_Collected data entries:_
start

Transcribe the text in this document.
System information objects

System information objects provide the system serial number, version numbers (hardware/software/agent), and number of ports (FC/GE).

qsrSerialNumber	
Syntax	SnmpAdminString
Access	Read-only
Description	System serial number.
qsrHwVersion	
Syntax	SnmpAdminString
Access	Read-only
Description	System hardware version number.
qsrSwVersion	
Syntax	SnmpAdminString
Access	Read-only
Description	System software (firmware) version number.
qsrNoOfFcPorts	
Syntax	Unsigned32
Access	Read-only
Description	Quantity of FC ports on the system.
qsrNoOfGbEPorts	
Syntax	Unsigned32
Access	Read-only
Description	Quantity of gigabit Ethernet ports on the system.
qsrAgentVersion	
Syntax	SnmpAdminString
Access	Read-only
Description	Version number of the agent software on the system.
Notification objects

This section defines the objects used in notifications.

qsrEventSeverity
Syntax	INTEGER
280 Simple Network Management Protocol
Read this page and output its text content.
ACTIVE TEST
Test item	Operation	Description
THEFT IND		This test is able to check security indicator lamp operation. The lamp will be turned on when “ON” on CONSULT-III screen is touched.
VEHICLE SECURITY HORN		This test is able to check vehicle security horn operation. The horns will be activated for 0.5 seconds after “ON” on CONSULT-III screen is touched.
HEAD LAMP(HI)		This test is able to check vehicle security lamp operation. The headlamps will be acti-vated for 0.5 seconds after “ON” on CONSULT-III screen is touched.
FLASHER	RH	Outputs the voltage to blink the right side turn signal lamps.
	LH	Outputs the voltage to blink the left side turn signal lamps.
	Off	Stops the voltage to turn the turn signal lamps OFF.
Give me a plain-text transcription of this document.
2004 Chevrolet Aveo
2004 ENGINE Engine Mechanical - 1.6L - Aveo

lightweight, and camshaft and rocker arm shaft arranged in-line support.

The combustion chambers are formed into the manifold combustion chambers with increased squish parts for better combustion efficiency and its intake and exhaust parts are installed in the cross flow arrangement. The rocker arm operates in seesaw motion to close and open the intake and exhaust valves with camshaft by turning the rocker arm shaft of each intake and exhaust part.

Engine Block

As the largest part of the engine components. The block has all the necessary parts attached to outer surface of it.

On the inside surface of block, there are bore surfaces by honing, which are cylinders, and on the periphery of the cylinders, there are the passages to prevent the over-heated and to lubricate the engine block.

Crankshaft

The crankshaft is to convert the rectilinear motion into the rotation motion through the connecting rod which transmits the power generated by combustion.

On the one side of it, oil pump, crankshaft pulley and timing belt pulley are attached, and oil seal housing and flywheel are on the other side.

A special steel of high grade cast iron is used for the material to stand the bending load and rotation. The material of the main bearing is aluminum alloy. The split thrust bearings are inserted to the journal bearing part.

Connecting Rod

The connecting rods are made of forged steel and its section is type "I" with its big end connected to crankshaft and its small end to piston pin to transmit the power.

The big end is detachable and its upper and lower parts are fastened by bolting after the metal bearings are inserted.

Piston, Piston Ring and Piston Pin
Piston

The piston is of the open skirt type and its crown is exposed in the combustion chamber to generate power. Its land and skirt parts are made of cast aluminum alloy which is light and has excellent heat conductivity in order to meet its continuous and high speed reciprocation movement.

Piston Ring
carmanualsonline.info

end

Pick out the lines that have the word "voltage". Copy them all.

_Expected answer:_
FLASHER	RH	Outputs the voltage to blink the right side turn signal lamps.
	LH	Outputs the voltage to blink the left side turn signal lamps.
	Off	Stops the voltage to turn the turn signal lamps OFF.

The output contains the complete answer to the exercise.